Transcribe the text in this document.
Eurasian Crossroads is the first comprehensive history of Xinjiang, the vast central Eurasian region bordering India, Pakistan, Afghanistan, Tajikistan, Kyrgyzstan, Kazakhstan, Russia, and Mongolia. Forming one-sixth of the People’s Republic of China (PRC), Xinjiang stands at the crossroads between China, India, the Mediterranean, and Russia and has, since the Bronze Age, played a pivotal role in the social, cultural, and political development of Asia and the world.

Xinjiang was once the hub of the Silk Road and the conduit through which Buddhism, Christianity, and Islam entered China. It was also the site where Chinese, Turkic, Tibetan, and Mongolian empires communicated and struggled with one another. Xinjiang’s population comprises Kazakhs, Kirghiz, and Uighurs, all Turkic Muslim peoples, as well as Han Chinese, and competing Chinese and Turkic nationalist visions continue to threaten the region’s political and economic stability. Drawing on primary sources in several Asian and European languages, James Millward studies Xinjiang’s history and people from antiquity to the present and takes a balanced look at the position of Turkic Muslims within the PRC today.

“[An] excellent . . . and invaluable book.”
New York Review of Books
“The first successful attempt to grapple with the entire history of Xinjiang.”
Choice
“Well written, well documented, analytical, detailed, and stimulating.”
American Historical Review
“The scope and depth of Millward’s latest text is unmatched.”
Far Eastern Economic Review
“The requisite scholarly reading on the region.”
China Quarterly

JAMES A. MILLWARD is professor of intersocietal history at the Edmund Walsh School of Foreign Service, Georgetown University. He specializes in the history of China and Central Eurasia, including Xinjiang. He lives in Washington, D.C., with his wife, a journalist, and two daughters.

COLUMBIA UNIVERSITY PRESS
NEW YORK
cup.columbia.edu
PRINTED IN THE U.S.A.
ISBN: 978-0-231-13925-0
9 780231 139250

--

(Task description) Your answer should be a single number: the count of lines in the data that include the word "with".

(Response for this exercise) 3